### Task description
Only the number is needed: how many lines contain the word "placeholder"?

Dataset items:

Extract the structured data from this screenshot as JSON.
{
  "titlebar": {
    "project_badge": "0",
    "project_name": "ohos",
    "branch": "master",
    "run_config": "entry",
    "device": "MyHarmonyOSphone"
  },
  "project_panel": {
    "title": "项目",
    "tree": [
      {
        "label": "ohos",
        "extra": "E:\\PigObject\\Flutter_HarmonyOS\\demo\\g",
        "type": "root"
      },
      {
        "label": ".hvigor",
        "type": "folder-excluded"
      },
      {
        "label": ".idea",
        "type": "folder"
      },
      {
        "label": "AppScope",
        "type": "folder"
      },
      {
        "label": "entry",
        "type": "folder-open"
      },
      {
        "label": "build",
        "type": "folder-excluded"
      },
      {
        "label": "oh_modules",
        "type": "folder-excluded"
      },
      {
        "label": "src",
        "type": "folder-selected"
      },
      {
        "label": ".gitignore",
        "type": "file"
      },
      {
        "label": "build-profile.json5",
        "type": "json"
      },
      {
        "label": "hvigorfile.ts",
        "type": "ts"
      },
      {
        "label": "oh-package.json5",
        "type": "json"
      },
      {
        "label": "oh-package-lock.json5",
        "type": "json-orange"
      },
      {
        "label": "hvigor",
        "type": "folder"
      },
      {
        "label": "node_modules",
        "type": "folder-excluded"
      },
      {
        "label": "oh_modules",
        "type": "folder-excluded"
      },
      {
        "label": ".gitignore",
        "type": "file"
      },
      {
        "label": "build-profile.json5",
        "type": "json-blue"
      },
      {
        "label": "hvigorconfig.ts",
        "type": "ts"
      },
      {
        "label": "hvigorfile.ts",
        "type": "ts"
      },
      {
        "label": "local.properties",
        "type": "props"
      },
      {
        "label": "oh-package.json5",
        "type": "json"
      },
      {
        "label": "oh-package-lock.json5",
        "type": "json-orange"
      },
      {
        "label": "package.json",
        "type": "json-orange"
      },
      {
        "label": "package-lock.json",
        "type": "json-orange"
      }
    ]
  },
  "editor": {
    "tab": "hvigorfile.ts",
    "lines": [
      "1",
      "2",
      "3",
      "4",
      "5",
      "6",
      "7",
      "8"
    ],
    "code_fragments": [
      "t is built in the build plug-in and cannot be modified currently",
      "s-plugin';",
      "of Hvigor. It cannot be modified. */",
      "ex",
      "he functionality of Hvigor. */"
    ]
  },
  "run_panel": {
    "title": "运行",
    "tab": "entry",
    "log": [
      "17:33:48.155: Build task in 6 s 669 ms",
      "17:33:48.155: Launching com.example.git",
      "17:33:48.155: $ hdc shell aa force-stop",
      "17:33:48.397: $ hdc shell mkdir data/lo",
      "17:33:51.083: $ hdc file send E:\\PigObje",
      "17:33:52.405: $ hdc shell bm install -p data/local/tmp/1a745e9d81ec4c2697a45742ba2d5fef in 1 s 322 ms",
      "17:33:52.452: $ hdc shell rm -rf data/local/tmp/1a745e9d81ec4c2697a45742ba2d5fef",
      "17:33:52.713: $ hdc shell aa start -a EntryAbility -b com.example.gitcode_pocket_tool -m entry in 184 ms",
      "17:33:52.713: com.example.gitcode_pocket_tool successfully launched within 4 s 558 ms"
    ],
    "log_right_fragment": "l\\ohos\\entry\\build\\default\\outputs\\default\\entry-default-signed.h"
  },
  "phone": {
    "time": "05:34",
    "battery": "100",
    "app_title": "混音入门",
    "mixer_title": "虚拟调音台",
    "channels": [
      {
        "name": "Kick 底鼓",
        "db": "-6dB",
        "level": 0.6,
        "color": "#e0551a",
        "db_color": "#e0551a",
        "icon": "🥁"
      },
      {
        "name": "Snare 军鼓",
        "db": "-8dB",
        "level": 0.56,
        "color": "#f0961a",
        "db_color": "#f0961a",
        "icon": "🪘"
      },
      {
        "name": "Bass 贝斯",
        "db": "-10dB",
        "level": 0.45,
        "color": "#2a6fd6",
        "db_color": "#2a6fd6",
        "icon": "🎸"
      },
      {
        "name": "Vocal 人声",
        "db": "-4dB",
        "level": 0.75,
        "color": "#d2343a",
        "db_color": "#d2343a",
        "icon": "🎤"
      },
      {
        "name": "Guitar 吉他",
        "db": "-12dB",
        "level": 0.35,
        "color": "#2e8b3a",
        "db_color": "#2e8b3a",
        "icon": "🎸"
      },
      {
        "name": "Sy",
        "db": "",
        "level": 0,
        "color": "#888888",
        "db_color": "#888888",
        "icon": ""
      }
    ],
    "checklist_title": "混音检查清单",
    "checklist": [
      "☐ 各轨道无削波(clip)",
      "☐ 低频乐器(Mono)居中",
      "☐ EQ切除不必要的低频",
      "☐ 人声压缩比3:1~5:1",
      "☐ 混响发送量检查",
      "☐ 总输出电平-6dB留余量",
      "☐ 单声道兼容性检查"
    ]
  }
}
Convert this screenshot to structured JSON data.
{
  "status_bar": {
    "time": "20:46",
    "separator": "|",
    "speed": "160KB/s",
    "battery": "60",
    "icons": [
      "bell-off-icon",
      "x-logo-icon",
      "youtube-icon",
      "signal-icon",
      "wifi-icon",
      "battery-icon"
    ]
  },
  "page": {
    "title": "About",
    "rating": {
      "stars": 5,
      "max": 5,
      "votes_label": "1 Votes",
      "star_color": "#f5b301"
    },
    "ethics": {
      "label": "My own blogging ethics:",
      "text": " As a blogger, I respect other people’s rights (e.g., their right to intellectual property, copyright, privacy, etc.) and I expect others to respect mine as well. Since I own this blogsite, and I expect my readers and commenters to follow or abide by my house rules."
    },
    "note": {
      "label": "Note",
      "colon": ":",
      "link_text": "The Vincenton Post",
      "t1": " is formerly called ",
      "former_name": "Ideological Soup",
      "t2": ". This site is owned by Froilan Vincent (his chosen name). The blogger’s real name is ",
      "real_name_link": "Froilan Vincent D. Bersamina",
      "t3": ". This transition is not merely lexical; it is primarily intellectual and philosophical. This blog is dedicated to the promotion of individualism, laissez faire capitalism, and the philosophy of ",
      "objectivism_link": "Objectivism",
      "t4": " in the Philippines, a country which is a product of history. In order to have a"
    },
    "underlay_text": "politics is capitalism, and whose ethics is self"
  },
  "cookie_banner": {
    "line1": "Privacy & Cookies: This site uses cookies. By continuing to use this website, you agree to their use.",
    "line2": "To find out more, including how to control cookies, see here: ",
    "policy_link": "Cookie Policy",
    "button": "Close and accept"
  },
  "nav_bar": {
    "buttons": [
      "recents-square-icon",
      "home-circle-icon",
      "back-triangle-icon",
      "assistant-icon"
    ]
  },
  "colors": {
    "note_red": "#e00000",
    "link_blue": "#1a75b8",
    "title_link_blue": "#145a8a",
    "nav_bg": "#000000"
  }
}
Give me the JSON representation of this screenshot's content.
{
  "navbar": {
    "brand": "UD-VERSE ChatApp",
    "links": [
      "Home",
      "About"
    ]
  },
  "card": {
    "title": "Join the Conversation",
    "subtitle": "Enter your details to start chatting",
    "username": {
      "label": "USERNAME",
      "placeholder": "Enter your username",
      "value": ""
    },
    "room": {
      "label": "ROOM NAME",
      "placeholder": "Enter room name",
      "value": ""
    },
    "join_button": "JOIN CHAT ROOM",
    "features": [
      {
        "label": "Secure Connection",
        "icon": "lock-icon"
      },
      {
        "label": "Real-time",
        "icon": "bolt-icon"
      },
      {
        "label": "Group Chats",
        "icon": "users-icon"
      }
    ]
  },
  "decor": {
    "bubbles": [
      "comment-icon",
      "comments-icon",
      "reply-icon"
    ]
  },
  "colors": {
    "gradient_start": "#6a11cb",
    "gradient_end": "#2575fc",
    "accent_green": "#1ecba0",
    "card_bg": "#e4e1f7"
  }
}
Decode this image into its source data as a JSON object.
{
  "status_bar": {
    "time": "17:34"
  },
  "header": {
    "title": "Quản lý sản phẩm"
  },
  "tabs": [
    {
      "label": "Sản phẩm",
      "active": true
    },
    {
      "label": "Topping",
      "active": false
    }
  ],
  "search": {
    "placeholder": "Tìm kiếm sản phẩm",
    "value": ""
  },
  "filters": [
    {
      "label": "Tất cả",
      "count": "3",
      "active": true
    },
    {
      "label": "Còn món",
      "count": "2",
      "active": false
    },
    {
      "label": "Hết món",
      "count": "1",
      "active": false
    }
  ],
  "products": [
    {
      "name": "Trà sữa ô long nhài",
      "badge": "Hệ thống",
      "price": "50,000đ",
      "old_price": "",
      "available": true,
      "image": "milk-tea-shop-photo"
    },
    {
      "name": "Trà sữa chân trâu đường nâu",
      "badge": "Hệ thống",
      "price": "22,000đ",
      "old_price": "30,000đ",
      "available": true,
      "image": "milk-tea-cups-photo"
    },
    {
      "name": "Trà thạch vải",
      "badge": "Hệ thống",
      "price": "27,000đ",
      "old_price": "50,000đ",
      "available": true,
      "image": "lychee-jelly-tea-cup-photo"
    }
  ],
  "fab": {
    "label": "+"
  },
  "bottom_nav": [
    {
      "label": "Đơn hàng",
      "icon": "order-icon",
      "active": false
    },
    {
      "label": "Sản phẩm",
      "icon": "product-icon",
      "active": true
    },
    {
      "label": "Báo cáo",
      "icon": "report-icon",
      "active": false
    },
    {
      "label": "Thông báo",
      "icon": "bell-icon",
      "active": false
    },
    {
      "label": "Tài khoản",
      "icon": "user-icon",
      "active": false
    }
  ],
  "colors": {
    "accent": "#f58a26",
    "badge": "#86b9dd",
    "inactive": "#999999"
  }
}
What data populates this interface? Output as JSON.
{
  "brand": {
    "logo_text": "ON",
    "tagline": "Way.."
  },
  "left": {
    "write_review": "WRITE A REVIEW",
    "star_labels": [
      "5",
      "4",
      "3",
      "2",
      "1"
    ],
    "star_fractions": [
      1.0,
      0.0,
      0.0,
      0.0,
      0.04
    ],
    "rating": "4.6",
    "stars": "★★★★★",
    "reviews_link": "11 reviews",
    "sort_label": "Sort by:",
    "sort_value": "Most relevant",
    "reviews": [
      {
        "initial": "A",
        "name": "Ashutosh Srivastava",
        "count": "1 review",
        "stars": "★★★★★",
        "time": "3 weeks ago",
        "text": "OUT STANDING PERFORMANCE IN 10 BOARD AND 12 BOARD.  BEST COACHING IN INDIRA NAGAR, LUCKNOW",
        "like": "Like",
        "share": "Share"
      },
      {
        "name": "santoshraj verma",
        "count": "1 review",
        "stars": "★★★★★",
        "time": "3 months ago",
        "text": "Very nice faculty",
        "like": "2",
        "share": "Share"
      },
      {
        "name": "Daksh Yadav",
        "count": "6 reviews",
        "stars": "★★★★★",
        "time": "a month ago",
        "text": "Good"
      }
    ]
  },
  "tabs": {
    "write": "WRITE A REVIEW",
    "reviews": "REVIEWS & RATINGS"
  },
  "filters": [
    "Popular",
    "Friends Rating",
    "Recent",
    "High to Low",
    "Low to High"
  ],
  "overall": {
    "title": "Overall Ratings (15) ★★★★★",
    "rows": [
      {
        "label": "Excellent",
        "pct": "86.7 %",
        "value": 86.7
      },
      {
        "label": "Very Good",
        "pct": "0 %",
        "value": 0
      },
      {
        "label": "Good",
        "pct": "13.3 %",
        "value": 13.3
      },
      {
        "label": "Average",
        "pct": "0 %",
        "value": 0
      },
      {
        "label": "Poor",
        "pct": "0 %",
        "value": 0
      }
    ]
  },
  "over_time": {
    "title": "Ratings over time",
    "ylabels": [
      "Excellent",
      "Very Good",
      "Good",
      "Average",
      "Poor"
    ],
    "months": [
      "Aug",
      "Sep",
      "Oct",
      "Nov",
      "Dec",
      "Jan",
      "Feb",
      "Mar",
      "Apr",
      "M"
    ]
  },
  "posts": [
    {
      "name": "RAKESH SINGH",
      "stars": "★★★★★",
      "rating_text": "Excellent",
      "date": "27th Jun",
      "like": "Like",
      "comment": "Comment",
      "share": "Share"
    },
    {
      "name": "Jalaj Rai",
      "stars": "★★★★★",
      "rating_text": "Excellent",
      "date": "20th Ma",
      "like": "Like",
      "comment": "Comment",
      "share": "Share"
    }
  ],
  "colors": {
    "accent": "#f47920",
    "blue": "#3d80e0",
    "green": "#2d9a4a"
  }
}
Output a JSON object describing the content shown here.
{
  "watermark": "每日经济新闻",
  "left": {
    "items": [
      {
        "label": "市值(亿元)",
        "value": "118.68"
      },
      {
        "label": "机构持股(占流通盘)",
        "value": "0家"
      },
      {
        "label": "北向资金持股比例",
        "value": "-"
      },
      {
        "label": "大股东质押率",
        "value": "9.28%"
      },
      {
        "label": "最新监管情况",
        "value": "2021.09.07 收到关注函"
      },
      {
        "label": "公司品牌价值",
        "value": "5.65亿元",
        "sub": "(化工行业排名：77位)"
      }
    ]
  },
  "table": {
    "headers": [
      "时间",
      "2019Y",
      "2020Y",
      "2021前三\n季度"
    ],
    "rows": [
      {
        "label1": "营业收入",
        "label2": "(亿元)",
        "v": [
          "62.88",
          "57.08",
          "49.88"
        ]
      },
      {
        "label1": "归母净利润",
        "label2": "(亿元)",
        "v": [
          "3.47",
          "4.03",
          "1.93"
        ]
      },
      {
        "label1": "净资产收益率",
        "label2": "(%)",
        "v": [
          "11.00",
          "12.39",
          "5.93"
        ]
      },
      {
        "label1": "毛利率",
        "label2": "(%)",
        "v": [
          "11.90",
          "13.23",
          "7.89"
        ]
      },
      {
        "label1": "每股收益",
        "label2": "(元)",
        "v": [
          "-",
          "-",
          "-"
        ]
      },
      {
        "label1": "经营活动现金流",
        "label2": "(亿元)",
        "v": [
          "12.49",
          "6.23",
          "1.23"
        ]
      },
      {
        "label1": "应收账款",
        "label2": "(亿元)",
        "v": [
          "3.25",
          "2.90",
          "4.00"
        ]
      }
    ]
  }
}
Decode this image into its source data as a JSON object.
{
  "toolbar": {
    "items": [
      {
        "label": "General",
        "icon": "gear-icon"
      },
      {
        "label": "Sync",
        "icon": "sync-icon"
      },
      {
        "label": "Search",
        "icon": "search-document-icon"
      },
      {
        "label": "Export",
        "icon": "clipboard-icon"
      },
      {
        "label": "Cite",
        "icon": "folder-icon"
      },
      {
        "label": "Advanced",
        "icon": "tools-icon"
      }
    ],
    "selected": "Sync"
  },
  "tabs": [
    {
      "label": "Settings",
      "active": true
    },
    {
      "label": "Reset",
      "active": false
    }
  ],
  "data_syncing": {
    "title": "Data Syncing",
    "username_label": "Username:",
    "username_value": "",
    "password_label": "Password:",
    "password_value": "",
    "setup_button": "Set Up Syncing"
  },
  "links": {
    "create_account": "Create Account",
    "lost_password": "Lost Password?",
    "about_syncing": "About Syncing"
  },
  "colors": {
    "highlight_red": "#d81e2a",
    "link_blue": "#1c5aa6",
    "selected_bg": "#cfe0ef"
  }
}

### Solution for this problem
3